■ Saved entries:
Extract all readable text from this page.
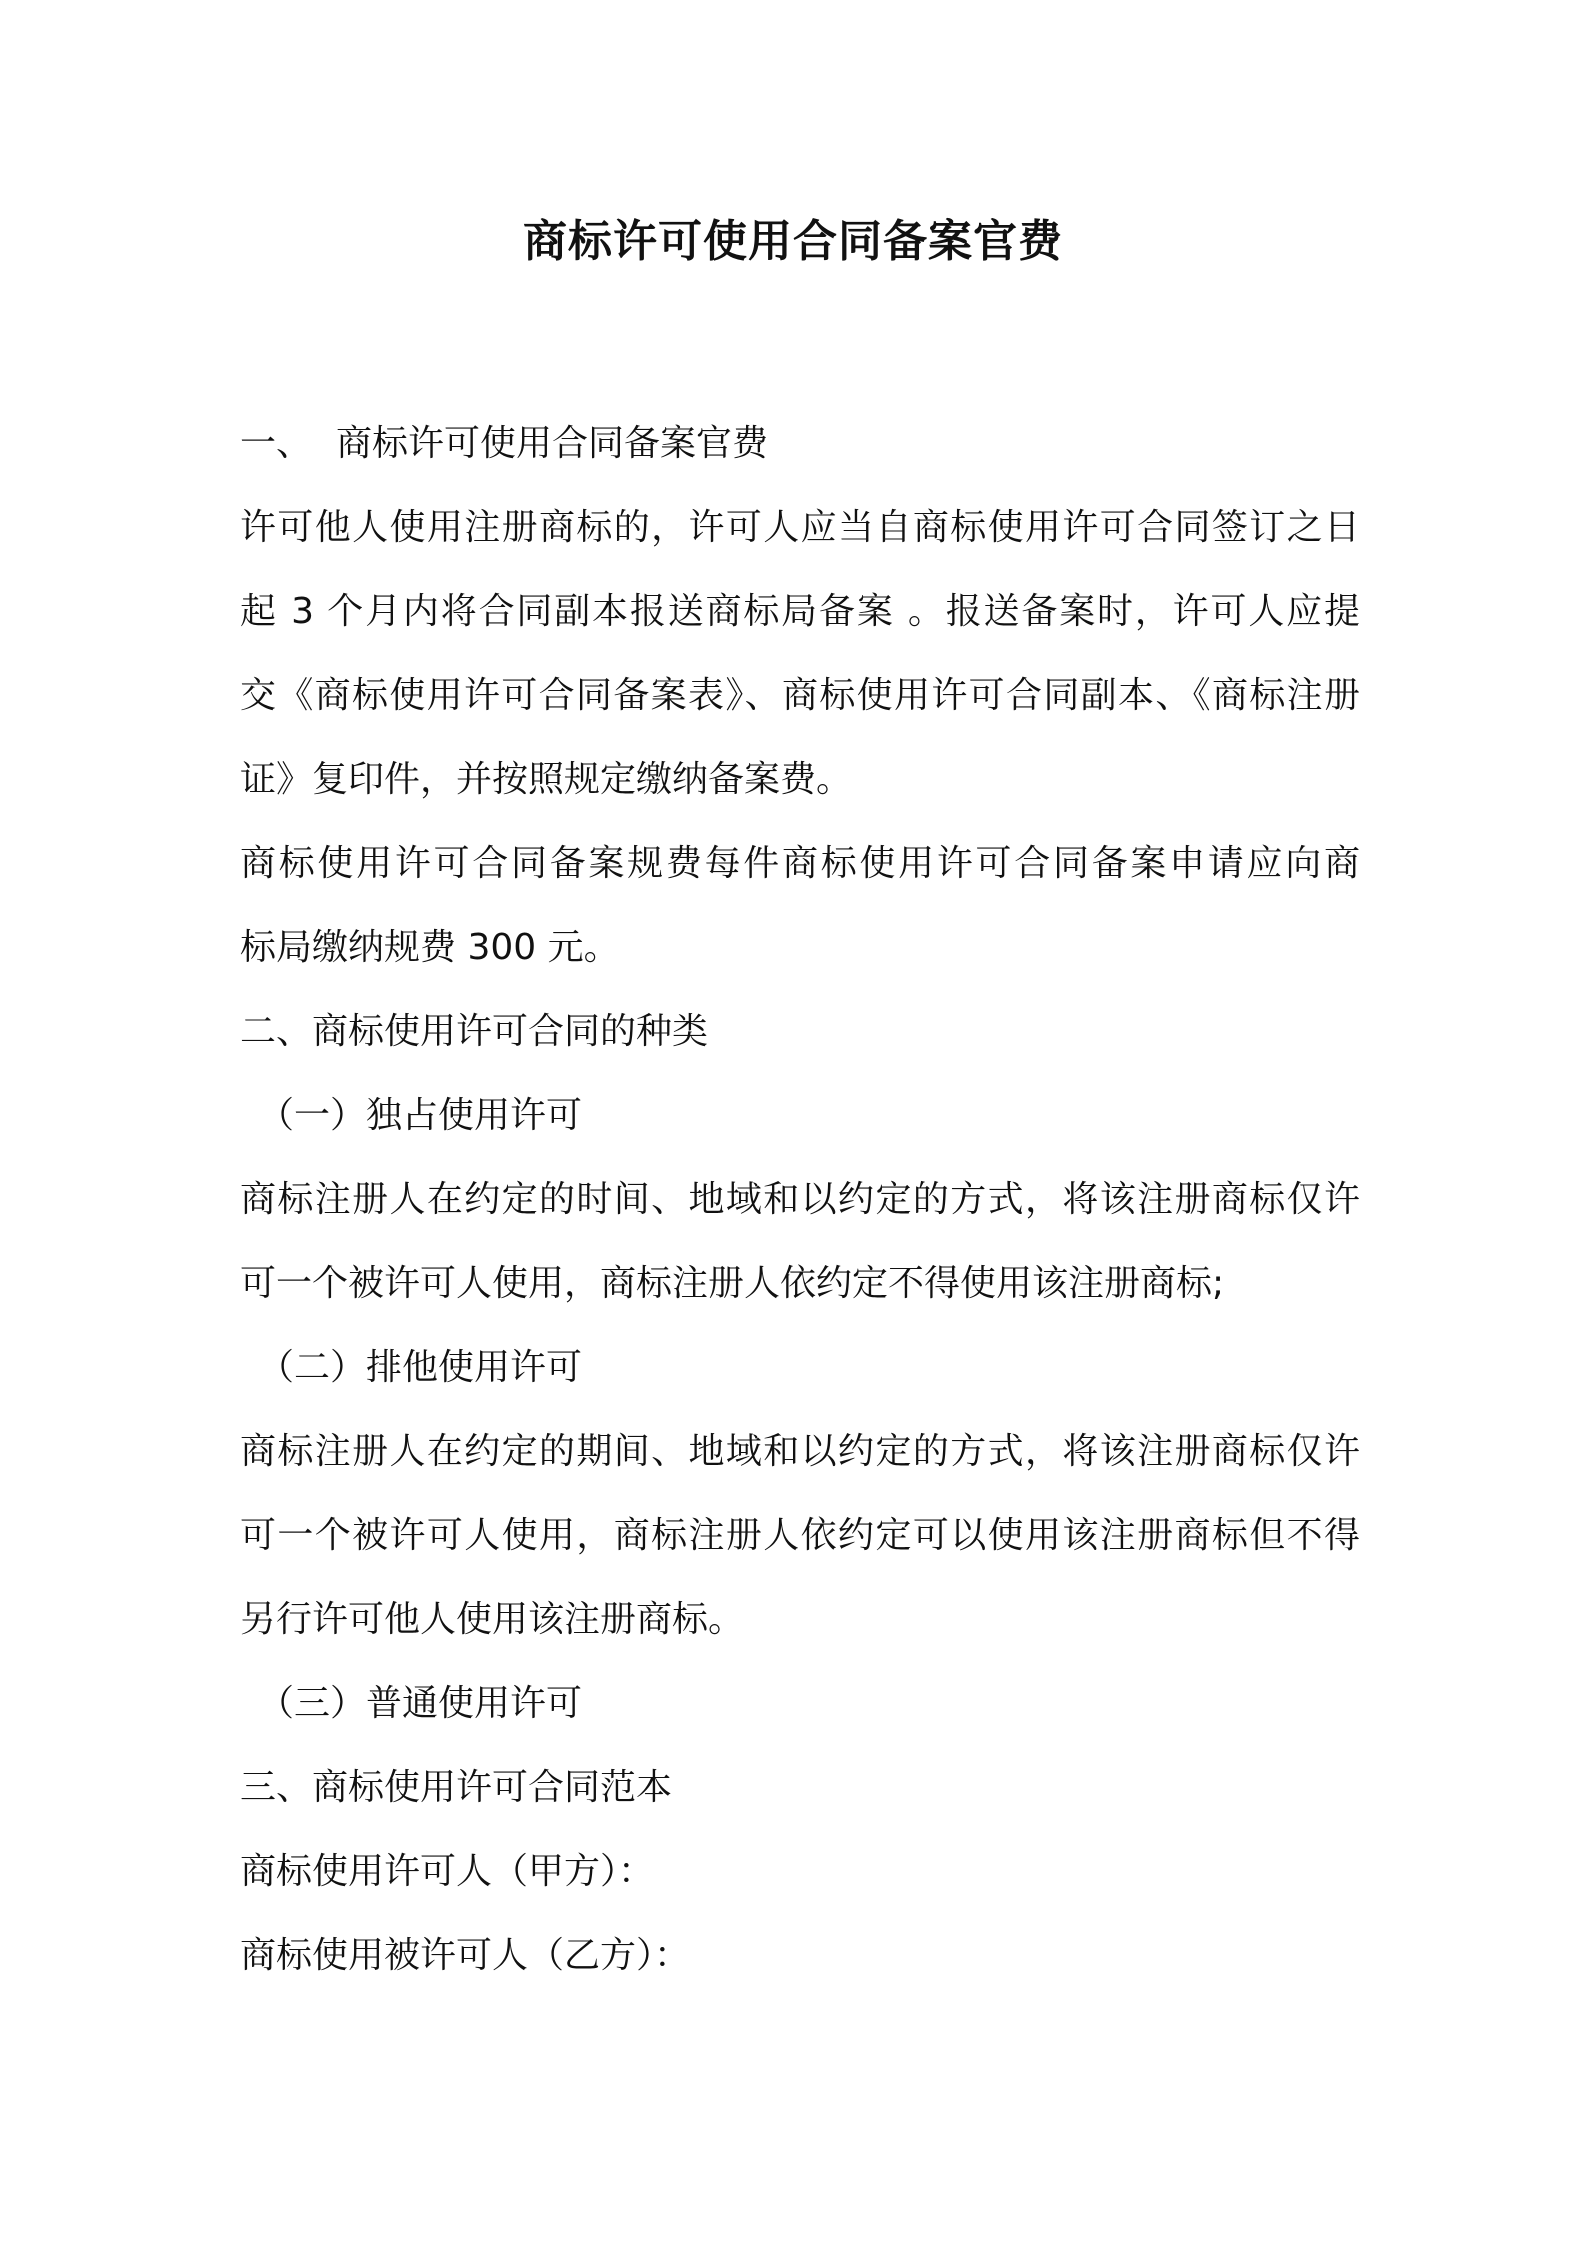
商标许可使用合同备案官费
一、 商标许可使用合同备案官费
许可他人使用注册商标的，许可人应当自商标使用许可合同签订之日
起 3 个月内将合同副本报送商标局备案 。报送备案时，许可人应提
交《商标使用许可合同备案表》、商标使用许可合同副本、《商标注册
证》复印件，并按照规定缴纳备案费。
商标使用许可合同备案规费每件商标使用许可合同备案申请应向商
标局缴纳规费 300 元。
二、商标使用许可合同的种类
（一）独占使用许可
商标注册人在约定的时间、地域和以约定的方式，将该注册商标仅许
可一个被许可人使用，商标注册人依约定不得使用该注册商标;
（二）排他使用许可
商标注册人在约定的期间、地域和以约定的方式，将该注册商标仅许
可一个被许可人使用，商标注册人依约定可以使用该注册商标但不得
另行许可他人使用该注册商标。
（三）普通使用许可
三、商标使用许可合同范本
商标使用许可人（甲方）：
商标使用被许可人（乙方）：
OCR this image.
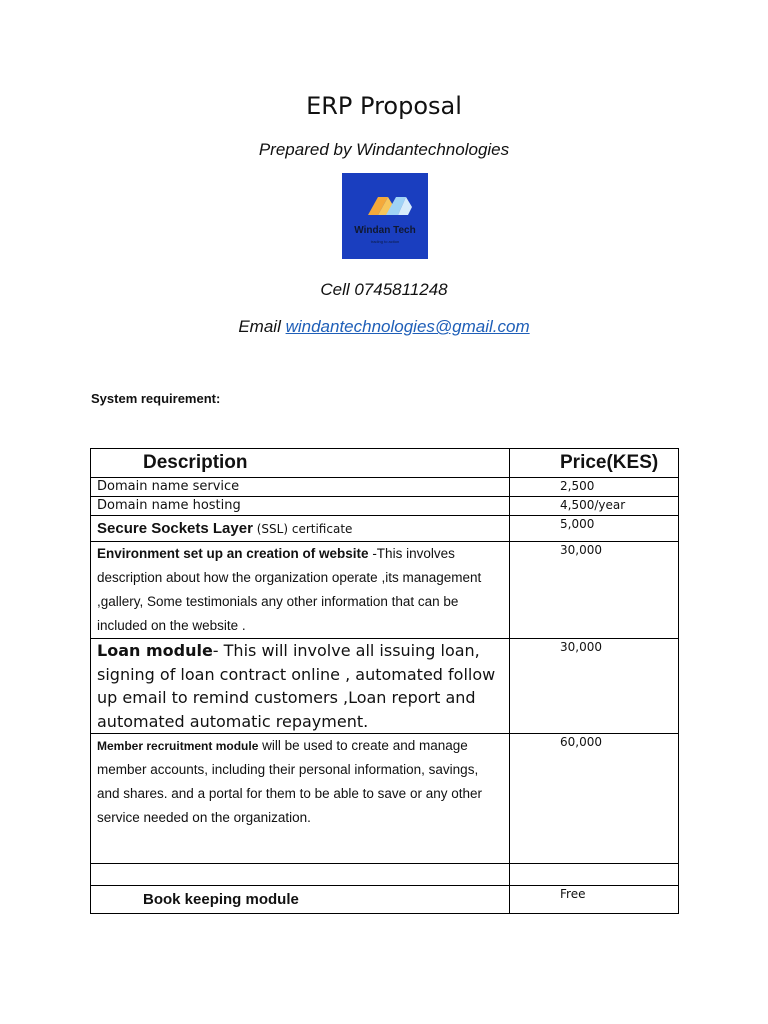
ERP Proposal
Prepared by Windantechnologies
Windan Tech
trading to action
Cell 0745811248
Email windantechnologies@gmail.com
System requirement:
Description	Price(KES)
Domain name service	2,500
Domain name hosting	4,500/year
Secure Sockets Layer (SSL) certificate	5,000
Environment set up an creation of website -This involves description about how the organization operate ,its management ,gallery, Some testimonials any other information that can be included on the website .	30,000
Loan module- This will involve all issuing loan, signing of loan contract online , automated follow up email to remind customers ,Loan report and automated automatic repayment.	30,000
Member recruitment module will be used to create and manage member accounts, including their personal information, savings, and shares. and a portal for them to be able to save or any other service needed on the organization.	60,000

Book keeping module	Free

■ Description of the task:
Report each line of the material above where the word "service" appears.

■ Solution to this problem:
Domain name service	2,500
Member recruitment module will be used to create and manage member accounts, including their personal information, savings, and shares. and a portal for them to be able to save or any other service needed on the organization.	60,000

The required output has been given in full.